— begin Records provided —

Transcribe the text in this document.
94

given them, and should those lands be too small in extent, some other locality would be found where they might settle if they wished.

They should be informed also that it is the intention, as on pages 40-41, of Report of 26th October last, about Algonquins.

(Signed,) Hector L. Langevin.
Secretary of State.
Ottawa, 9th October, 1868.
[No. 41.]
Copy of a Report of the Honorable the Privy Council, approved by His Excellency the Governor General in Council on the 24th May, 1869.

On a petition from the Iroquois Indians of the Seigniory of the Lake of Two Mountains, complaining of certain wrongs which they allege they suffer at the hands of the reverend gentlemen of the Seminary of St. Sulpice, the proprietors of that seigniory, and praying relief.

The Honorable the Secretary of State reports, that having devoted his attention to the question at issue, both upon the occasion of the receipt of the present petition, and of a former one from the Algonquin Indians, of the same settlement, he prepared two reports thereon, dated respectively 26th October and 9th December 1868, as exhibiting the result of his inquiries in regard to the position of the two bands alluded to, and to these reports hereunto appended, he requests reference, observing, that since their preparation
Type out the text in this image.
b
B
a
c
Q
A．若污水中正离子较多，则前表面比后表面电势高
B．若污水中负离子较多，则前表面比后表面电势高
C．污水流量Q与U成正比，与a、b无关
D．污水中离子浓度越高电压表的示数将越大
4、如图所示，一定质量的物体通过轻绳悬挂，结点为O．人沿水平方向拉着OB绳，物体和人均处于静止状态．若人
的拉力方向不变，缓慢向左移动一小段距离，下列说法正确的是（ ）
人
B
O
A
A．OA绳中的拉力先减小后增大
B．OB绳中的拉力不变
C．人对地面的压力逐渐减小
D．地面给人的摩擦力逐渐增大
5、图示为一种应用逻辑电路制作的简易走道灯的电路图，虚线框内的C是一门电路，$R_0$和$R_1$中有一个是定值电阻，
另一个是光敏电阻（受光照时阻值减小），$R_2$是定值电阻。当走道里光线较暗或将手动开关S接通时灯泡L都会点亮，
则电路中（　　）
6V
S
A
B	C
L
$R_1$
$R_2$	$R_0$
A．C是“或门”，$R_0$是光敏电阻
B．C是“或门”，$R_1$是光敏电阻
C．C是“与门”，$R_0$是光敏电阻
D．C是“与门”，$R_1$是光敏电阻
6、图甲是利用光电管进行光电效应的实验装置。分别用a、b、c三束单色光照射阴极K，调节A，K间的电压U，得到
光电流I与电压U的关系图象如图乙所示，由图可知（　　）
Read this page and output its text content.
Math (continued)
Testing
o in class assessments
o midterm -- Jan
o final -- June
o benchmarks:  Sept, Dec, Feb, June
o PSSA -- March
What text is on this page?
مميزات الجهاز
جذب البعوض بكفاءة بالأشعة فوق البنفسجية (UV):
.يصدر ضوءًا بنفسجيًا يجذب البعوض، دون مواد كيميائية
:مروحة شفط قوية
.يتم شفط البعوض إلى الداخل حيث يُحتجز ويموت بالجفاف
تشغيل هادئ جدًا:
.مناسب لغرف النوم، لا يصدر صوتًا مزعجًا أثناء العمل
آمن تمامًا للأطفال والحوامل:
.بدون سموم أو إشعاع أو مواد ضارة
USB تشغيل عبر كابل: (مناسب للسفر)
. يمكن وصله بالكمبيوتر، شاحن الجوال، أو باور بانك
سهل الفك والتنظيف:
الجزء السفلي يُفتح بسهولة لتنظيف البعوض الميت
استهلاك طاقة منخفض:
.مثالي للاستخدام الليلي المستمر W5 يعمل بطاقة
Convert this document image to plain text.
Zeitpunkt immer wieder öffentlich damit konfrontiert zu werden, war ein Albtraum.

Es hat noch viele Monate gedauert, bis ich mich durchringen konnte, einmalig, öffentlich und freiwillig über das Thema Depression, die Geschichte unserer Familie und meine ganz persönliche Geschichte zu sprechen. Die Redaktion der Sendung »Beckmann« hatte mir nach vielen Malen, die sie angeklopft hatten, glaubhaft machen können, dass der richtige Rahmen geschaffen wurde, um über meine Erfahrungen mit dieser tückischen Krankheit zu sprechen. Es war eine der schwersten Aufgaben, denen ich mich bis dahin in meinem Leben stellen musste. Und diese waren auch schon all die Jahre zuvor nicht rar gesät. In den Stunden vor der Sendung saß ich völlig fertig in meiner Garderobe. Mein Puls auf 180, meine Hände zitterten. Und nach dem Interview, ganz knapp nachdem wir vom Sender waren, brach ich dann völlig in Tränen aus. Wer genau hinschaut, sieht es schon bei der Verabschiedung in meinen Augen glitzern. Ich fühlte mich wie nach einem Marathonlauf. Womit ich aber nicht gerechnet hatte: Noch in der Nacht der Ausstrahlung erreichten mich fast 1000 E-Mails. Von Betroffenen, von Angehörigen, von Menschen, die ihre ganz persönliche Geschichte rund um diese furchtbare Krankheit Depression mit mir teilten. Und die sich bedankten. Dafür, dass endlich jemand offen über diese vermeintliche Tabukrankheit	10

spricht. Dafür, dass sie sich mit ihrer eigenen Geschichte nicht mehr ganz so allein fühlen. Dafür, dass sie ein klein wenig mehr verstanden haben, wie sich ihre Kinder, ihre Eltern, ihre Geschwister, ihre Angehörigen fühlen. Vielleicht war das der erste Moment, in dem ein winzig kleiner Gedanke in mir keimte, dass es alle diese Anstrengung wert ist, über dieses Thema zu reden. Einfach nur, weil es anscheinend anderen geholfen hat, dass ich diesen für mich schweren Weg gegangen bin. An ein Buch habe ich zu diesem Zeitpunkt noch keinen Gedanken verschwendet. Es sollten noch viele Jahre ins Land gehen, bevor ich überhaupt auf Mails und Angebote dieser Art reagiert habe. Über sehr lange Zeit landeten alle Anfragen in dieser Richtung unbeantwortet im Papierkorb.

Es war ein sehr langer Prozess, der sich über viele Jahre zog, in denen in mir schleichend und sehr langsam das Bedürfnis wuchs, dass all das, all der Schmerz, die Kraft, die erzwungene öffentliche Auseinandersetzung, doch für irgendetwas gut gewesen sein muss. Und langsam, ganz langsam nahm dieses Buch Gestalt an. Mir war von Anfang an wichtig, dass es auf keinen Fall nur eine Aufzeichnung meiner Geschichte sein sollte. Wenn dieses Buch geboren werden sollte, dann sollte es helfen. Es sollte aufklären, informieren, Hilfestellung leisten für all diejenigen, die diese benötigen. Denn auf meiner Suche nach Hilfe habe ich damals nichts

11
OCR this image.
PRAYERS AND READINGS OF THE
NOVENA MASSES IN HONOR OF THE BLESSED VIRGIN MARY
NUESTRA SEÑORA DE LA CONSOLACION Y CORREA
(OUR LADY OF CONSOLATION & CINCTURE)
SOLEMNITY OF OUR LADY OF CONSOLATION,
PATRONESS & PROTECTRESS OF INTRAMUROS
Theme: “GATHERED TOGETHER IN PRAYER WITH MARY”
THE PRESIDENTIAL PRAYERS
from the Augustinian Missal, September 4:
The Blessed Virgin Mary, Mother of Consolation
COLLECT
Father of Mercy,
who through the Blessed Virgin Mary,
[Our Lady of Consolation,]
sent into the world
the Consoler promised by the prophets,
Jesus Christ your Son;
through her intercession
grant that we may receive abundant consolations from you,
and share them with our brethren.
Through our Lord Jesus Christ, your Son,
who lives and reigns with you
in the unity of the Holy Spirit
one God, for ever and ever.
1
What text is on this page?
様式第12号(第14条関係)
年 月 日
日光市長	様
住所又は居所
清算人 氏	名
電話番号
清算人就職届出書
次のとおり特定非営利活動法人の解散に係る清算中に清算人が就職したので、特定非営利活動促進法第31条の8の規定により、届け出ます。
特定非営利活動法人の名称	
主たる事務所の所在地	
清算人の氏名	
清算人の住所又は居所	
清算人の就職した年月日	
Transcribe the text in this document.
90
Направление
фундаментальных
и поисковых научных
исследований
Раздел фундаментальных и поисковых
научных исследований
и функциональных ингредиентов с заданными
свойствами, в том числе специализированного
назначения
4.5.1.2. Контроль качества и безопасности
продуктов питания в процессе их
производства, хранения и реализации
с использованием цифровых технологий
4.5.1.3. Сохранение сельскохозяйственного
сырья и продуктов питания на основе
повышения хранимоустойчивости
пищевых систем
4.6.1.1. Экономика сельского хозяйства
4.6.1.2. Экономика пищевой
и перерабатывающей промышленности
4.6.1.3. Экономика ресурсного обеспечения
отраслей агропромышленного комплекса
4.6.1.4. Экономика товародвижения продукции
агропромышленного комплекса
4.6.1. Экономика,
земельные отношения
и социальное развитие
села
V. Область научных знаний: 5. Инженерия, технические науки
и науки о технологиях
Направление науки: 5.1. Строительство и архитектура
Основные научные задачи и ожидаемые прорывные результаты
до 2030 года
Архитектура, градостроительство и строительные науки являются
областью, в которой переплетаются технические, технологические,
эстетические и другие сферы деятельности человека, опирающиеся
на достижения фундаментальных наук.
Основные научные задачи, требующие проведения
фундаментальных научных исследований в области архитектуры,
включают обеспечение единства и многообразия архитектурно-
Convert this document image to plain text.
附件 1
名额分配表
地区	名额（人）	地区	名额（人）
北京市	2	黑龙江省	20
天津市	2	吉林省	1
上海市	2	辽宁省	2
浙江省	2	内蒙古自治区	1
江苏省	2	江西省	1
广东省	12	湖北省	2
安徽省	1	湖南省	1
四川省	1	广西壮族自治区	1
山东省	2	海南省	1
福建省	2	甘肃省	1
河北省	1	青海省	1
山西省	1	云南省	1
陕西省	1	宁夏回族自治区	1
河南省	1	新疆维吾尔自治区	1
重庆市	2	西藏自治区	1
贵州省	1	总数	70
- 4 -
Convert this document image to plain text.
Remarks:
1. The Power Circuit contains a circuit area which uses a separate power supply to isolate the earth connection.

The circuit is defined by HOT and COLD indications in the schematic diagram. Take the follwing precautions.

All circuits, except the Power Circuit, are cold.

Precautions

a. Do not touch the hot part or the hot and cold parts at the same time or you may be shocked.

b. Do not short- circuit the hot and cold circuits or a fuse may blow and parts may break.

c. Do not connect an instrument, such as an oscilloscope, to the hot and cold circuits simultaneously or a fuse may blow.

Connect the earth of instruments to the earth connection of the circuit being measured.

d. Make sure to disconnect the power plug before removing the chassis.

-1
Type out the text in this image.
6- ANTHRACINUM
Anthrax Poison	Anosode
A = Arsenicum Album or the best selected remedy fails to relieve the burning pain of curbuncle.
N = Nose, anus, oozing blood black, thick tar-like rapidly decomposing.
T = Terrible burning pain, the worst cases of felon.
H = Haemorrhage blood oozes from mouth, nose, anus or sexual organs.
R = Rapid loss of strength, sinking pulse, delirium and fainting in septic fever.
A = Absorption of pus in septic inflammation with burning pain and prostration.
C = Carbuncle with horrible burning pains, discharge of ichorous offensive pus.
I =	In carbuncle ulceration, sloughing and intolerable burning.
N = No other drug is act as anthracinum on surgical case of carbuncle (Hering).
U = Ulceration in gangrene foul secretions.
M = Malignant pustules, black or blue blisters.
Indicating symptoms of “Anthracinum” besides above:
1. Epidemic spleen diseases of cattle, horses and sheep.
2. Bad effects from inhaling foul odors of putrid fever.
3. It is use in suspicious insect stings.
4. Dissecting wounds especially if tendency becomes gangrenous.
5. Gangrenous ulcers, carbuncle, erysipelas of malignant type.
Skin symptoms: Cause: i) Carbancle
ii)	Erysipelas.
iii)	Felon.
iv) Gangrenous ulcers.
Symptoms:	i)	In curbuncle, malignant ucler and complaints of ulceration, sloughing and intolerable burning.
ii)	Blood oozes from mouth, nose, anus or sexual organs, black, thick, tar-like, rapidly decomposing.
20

— end Records provided —

** Exercise objective **
Where a line above contains the string "organs", copy that line.

** Correct answer **
H = Haemorrhage blood oozes from mouth, nose, anus or sexual organs.
ii)	Blood oozes from mouth, nose, anus or sexual organs, black, thick, tar-like, rapidly decomposing.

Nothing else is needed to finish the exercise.